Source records
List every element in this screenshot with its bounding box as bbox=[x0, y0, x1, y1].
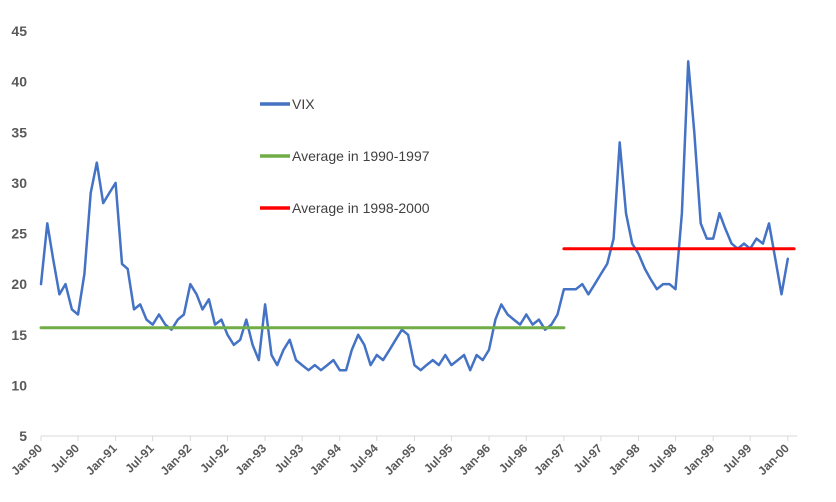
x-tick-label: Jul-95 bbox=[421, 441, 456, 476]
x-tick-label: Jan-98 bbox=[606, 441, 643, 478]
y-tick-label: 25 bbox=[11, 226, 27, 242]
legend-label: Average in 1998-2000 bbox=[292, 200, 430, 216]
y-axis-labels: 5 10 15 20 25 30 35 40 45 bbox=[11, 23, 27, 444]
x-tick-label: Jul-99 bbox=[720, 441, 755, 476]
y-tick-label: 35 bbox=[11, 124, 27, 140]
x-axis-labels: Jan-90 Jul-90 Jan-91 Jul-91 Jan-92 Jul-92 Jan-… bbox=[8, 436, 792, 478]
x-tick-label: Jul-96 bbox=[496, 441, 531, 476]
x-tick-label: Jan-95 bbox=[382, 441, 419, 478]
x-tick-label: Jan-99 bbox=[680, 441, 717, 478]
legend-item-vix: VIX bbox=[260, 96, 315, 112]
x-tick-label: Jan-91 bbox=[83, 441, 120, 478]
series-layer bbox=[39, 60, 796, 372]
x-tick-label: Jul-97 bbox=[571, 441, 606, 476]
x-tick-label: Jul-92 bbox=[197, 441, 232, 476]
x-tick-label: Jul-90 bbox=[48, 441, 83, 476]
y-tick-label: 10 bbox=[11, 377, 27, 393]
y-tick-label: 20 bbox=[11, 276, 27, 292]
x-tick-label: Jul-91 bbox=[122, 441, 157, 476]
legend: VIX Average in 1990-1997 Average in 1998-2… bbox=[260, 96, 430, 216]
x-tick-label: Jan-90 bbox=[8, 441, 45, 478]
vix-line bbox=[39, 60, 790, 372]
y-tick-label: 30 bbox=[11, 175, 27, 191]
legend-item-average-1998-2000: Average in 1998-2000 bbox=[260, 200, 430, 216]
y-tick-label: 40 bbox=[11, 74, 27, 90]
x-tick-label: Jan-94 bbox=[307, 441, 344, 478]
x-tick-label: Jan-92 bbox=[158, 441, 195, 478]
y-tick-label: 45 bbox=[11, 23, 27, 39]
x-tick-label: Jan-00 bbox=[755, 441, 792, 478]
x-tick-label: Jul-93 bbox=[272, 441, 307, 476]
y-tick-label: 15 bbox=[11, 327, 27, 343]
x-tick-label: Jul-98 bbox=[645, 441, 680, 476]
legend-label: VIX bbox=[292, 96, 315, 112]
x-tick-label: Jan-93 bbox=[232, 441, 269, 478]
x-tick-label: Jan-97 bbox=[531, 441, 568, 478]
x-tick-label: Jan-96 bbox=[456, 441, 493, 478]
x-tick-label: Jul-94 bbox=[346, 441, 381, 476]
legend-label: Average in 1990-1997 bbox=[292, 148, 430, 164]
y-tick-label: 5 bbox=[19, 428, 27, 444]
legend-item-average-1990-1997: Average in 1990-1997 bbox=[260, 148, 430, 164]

---

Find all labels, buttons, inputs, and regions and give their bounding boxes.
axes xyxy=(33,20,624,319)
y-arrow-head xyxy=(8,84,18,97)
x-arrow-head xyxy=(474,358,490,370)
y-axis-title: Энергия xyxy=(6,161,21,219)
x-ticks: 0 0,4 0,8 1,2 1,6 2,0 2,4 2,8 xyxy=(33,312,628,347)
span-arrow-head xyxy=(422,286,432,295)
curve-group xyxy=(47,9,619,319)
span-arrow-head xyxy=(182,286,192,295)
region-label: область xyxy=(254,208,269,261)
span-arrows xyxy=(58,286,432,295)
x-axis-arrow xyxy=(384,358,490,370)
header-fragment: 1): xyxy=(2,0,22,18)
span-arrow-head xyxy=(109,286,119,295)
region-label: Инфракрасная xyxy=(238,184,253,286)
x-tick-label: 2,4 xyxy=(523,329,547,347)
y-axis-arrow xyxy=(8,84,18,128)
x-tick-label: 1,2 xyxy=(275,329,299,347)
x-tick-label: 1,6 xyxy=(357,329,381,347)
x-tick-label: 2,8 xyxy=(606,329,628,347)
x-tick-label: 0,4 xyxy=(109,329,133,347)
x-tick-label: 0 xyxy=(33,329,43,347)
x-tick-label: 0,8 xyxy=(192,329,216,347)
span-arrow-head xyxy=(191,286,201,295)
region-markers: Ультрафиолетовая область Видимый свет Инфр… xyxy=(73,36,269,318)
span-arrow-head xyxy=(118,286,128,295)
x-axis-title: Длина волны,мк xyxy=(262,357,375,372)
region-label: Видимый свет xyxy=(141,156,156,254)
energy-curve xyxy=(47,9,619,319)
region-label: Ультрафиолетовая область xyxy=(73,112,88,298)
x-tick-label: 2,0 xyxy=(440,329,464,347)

==

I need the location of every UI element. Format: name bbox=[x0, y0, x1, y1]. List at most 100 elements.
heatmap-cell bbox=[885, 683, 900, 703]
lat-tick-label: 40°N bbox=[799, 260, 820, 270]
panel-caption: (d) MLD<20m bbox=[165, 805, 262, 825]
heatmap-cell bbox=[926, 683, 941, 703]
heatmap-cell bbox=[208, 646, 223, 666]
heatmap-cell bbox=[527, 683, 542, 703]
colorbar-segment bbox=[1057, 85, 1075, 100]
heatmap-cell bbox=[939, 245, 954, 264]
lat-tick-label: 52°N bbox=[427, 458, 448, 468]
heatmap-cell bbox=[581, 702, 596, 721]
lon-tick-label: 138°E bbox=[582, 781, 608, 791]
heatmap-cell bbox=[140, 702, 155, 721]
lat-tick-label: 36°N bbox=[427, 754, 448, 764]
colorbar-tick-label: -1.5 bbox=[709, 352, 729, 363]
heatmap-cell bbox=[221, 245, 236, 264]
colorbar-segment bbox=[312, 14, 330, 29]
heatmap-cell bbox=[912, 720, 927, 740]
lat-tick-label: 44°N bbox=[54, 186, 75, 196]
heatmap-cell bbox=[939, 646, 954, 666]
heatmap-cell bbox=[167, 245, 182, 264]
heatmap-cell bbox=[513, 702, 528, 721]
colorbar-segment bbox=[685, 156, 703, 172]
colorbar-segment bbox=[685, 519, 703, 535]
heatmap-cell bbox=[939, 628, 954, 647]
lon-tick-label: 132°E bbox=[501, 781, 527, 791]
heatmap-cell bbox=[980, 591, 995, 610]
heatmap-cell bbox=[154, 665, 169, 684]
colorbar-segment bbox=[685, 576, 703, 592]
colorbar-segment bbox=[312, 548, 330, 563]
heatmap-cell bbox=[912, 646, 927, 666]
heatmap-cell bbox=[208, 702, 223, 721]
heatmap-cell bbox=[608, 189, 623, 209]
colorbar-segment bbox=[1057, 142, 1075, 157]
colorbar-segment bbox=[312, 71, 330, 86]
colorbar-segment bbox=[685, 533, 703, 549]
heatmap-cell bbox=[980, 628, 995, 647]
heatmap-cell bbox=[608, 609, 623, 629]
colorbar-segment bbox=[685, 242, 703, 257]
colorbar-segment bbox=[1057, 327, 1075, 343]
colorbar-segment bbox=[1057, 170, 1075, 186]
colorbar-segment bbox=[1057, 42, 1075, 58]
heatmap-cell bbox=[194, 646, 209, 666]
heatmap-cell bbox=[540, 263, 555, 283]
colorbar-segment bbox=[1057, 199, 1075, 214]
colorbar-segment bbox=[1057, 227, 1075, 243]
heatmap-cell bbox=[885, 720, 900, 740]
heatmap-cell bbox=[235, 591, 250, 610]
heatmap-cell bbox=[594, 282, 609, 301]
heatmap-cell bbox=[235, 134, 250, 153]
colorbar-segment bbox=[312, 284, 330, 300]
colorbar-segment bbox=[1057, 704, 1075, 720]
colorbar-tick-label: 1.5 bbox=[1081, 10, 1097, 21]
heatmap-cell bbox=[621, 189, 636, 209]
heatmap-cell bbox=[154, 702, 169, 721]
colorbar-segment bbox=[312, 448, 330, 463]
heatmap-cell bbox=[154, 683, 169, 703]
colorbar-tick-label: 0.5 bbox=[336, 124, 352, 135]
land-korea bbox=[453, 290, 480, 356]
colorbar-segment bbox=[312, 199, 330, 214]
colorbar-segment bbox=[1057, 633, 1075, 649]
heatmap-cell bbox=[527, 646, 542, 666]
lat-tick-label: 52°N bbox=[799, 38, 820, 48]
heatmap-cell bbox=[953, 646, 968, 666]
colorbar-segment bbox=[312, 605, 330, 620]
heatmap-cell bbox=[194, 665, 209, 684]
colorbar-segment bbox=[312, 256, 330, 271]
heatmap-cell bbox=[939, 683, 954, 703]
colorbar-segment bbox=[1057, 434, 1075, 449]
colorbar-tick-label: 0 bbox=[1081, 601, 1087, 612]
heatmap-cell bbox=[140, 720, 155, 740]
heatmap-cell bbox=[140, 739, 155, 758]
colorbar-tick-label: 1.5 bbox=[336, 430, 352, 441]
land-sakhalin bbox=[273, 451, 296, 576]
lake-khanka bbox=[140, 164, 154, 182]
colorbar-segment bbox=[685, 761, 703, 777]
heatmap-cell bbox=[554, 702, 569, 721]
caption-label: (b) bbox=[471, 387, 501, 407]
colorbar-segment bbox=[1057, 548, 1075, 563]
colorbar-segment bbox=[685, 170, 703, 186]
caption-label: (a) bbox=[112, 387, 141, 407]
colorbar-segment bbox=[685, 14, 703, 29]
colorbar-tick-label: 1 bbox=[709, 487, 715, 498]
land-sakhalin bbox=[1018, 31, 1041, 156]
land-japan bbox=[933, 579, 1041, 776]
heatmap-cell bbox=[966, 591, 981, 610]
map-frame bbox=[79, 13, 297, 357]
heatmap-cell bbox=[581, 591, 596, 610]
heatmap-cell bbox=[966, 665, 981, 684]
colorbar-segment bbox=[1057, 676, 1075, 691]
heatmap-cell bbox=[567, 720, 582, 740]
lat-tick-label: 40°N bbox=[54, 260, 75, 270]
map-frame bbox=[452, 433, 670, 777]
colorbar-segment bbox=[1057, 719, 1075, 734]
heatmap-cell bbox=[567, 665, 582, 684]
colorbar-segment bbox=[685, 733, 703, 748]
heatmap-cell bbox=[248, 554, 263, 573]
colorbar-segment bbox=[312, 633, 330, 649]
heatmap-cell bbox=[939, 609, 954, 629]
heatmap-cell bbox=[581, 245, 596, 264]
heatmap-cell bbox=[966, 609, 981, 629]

**Do this:** Convert the rows between the one containing "I need the location" and the one containing "lon-tick-label: 138°E bbox=[582, 781, 608, 791]", inclusive, into a JSON list of strings, with one string per row and blank lines left out.

**The output:**
[
  "I need the location of every UI element. Format: name bbox=[x0, y0, x1, y1]. List at most 100 elements.",
  "heatmap-cell bbox=[885, 683, 900, 703]",
  "lat-tick-label: 40°N bbox=[799, 260, 820, 270]",
  "panel-caption: (d) MLD<20m bbox=[165, 805, 262, 825]",
  "heatmap-cell bbox=[926, 683, 941, 703]",
  "heatmap-cell bbox=[208, 646, 223, 666]",
  "heatmap-cell bbox=[527, 683, 542, 703]",
  "colorbar-segment bbox=[1057, 85, 1075, 100]",
  "heatmap-cell bbox=[939, 245, 954, 264]",
  "lat-tick-label: 52°N bbox=[427, 458, 448, 468]",
  "heatmap-cell bbox=[581, 702, 596, 721]",
  "lon-tick-label: 138°E bbox=[582, 781, 608, 791]"
]